§ **Aim**: Copy every line in the items below without changing a single character.

--- START Exercise inputs ---

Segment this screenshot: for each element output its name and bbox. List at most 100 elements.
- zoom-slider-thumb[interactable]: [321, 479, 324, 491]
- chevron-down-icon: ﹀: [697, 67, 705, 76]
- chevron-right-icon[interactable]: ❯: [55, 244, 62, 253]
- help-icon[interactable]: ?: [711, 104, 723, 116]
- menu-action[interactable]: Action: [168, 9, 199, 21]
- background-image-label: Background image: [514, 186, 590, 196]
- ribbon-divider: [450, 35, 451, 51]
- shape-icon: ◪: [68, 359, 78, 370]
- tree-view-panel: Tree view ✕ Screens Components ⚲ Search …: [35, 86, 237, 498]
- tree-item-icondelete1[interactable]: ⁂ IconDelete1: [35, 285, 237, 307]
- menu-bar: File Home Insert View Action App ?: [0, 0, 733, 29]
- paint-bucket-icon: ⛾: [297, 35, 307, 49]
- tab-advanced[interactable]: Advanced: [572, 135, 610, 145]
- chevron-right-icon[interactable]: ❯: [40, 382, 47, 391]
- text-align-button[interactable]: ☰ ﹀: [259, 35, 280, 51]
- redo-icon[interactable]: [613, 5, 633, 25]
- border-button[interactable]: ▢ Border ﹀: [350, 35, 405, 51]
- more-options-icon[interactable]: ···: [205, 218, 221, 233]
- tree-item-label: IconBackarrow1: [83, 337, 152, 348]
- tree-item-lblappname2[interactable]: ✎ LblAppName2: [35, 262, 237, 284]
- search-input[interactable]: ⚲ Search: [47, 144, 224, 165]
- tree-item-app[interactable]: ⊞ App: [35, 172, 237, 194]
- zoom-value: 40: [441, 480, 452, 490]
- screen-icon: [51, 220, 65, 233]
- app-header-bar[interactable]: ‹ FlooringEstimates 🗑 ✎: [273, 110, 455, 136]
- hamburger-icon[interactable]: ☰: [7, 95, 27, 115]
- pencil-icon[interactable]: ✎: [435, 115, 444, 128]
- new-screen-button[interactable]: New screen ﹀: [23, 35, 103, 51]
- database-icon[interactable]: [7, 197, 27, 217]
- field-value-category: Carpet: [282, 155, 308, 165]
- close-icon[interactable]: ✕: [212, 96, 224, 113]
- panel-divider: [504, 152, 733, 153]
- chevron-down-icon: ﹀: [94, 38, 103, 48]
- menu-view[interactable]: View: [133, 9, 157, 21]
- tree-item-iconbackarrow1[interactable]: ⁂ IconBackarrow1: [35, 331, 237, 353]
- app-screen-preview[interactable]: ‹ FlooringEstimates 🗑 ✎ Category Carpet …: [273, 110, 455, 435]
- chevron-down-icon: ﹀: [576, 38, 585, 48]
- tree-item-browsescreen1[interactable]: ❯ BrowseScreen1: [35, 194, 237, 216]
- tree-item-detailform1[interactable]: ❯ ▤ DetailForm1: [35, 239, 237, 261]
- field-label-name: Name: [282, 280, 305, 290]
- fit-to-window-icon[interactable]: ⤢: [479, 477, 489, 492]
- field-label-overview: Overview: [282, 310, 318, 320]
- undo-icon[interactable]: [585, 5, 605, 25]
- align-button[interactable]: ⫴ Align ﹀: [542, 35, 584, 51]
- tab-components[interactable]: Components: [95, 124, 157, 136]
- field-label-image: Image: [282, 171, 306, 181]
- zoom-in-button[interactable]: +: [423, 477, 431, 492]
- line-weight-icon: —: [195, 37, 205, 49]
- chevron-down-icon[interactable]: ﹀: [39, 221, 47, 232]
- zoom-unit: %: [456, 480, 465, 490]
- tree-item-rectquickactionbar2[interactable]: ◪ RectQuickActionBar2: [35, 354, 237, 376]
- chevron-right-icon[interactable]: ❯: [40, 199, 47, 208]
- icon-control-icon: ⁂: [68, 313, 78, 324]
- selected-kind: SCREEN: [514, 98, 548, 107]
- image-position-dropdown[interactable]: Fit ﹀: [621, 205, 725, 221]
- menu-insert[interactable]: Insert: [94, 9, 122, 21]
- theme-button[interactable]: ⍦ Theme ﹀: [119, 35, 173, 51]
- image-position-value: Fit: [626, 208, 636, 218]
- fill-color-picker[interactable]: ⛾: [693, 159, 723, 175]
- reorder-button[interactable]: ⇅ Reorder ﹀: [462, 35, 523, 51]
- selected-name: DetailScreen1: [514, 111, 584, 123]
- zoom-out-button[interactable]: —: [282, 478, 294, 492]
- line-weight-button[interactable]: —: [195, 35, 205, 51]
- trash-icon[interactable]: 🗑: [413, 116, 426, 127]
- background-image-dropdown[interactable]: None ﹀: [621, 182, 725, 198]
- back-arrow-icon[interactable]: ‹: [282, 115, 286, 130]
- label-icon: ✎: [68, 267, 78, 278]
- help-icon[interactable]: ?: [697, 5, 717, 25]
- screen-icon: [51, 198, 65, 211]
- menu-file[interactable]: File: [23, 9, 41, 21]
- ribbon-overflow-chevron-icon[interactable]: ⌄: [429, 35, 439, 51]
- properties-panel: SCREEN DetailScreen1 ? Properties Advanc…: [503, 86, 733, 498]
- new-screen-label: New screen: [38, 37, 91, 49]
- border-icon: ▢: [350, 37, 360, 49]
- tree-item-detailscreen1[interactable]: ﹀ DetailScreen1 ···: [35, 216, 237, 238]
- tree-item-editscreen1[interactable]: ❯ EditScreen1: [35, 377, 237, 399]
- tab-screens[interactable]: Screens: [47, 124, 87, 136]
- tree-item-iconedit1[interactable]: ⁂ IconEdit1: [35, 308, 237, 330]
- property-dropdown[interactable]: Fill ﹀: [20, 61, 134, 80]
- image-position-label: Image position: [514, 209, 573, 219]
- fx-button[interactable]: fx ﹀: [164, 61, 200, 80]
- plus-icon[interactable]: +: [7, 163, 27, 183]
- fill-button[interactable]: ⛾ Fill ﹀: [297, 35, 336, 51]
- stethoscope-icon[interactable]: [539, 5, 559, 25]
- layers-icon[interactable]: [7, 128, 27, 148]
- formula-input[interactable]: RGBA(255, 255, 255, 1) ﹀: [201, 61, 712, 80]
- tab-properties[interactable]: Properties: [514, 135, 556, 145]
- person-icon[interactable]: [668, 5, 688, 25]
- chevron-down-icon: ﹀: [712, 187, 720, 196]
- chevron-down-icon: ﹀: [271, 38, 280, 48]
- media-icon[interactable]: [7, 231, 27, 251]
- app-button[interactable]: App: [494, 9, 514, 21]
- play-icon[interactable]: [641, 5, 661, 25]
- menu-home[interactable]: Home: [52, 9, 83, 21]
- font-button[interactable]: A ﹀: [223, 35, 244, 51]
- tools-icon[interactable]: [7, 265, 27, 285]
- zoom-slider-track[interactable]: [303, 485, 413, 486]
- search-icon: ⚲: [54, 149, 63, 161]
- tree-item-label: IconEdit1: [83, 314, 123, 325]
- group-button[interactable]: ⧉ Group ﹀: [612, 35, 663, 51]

--- END Exercise inputs ---

§ **Problem solution**:
Segment this screenshot: for each element output its name and bbox. List at most 100 elements.
- zoom-slider-thumb[interactable]: [321, 479, 324, 491]
- chevron-down-icon: ﹀: [697, 67, 705, 76]
- chevron-right-icon[interactable]: ❯: [55, 244, 62, 253]
- help-icon[interactable]: ?: [711, 104, 723, 116]
- menu-action[interactable]: Action: [168, 9, 199, 21]
- background-image-label: Background image: [514, 186, 590, 196]
- ribbon-divider: [450, 35, 451, 51]
- shape-icon: ◪: [68, 359, 78, 370]
- tree-view-panel: Tree view ✕ Screens Components ⚲ Search …: [35, 86, 237, 498]
- tree-item-icondelete1[interactable]: ⁂ IconDelete1: [35, 285, 237, 307]
- menu-bar: File Home Insert View Action App ?: [0, 0, 733, 29]
- paint-bucket-icon: ⛾: [297, 35, 307, 49]
- tab-advanced[interactable]: Advanced: [572, 135, 610, 145]
- chevron-right-icon[interactable]: ❯: [40, 382, 47, 391]
- text-align-button[interactable]: ☰ ﹀: [259, 35, 280, 51]
- redo-icon[interactable]: [613, 5, 633, 25]
- border-button[interactable]: ▢ Border ﹀: [350, 35, 405, 51]
- more-options-icon[interactable]: ···: [205, 218, 221, 233]
- tree-item-label: IconBackarrow1: [83, 337, 152, 348]
- tree-item-lblappname2[interactable]: ✎ LblAppName2: [35, 262, 237, 284]
- search-input[interactable]: ⚲ Search: [47, 144, 224, 165]
- tree-item-app[interactable]: ⊞ App: [35, 172, 237, 194]
- zoom-value: 40: [441, 480, 452, 490]
- screen-icon: [51, 220, 65, 233]
- app-header-bar[interactable]: ‹ FlooringEstimates 🗑 ✎: [273, 110, 455, 136]
- hamburger-icon[interactable]: ☰: [7, 95, 27, 115]
- pencil-icon[interactable]: ✎: [435, 115, 444, 128]
- new-screen-button[interactable]: New screen ﹀: [23, 35, 103, 51]
- database-icon[interactable]: [7, 197, 27, 217]
- field-value-category: Carpet: [282, 155, 308, 165]
- close-icon[interactable]: ✕: [212, 96, 224, 113]
- panel-divider: [504, 152, 733, 153]
- chevron-down-icon: ﹀: [94, 38, 103, 48]
- menu-view[interactable]: View: [133, 9, 157, 21]
- tree-item-iconbackarrow1[interactable]: ⁂ IconBackarrow1: [35, 331, 237, 353]
- app-screen-preview[interactable]: ‹ FlooringEstimates 🗑 ✎ Category Carpet …: [273, 110, 455, 435]
- chevron-down-icon: ﹀: [576, 38, 585, 48]
- tree-item-browsescreen1[interactable]: ❯ BrowseScreen1: [35, 194, 237, 216]
- tree-item-detailform1[interactable]: ❯ ▤ DetailForm1: [35, 239, 237, 261]
- field-label-name: Name: [282, 280, 305, 290]
- fit-to-window-icon[interactable]: ⤢: [479, 477, 489, 492]
- field-label-overview: Overview: [282, 310, 318, 320]
- undo-icon[interactable]: [585, 5, 605, 25]
- align-button[interactable]: ⫴ Align ﹀: [542, 35, 584, 51]
- tab-components[interactable]: Components: [95, 124, 157, 136]
- field-label-image: Image: [282, 171, 306, 181]
- zoom-in-button[interactable]: +: [423, 477, 431, 492]
- line-weight-icon: —: [195, 37, 205, 49]
- chevron-down-icon[interactable]: ﹀: [39, 221, 47, 232]
- zoom-unit: %: [456, 480, 465, 490]
- tree-item-rectquickactionbar2[interactable]: ◪ RectQuickActionBar2: [35, 354, 237, 376]
- chevron-right-icon[interactable]: ❯: [40, 199, 47, 208]
- icon-control-icon: ⁂: [68, 313, 78, 324]
- selected-kind: SCREEN: [514, 98, 548, 107]
- image-position-dropdown[interactable]: Fit ﹀: [621, 205, 725, 221]
- menu-insert[interactable]: Insert: [94, 9, 122, 21]
- theme-button[interactable]: ⍦ Theme ﹀: [119, 35, 173, 51]
- image-position-value: Fit: [626, 208, 636, 218]
- fill-color-picker[interactable]: ⛾: [693, 159, 723, 175]
- reorder-button[interactable]: ⇅ Reorder ﹀: [462, 35, 523, 51]
- selected-name: DetailScreen1: [514, 111, 584, 123]
- zoom-out-button[interactable]: —: [282, 478, 294, 492]
- line-weight-button[interactable]: —: [195, 35, 205, 51]
- trash-icon[interactable]: 🗑: [413, 116, 426, 127]
- background-image-dropdown[interactable]: None ﹀: [621, 182, 725, 198]
- back-arrow-icon[interactable]: ‹: [282, 115, 286, 130]
- label-icon: ✎: [68, 267, 78, 278]
- help-icon[interactable]: ?: [697, 5, 717, 25]
- screen-icon: [51, 198, 65, 211]
- menu-file[interactable]: File: [23, 9, 41, 21]
- ribbon-overflow-chevron-icon[interactable]: ⌄: [429, 35, 439, 51]
- properties-panel: SCREEN DetailScreen1 ? Properties Advanc…: [503, 86, 733, 498]
- new-screen-label: New screen: [38, 37, 91, 49]
- border-icon: ▢: [350, 37, 360, 49]
- tree-item-detailscreen1[interactable]: ﹀ DetailScreen1 ···: [35, 216, 237, 238]
- tree-item-editscreen1[interactable]: ❯ EditScreen1: [35, 377, 237, 399]
- tab-screens[interactable]: Screens: [47, 124, 87, 136]
- tree-item-iconedit1[interactable]: ⁂ IconEdit1: [35, 308, 237, 330]
- property-dropdown[interactable]: Fill ﹀: [20, 61, 134, 80]
- image-position-label: Image position: [514, 209, 573, 219]
- fx-button[interactable]: fx ﹀: [164, 61, 200, 80]
- plus-icon[interactable]: +: [7, 163, 27, 183]
- fill-button[interactable]: ⛾ Fill ﹀: [297, 35, 336, 51]
- stethoscope-icon[interactable]: [539, 5, 559, 25]
- layers-icon[interactable]: [7, 128, 27, 148]
- formula-input[interactable]: RGBA(255, 255, 255, 1) ﹀: [201, 61, 712, 80]
- tab-properties[interactable]: Properties: [514, 135, 556, 145]
- person-icon[interactable]: [668, 5, 688, 25]
- chevron-down-icon: ﹀: [712, 187, 720, 196]
- chevron-down-icon: ﹀: [271, 38, 280, 48]
- media-icon[interactable]: [7, 231, 27, 251]
- app-button[interactable]: App: [494, 9, 514, 21]
- play-icon[interactable]: [641, 5, 661, 25]
- menu-home[interactable]: Home: [52, 9, 83, 21]
- font-button[interactable]: A ﹀: [223, 35, 244, 51]
- tools-icon[interactable]: [7, 265, 27, 285]
- zoom-slider-track[interactable]: [303, 485, 413, 486]
- search-icon: ⚲: [54, 149, 63, 161]
- tree-item-label: IconEdit1: [83, 314, 123, 325]
- group-button[interactable]: ⧉ Group ﹀: [612, 35, 663, 51]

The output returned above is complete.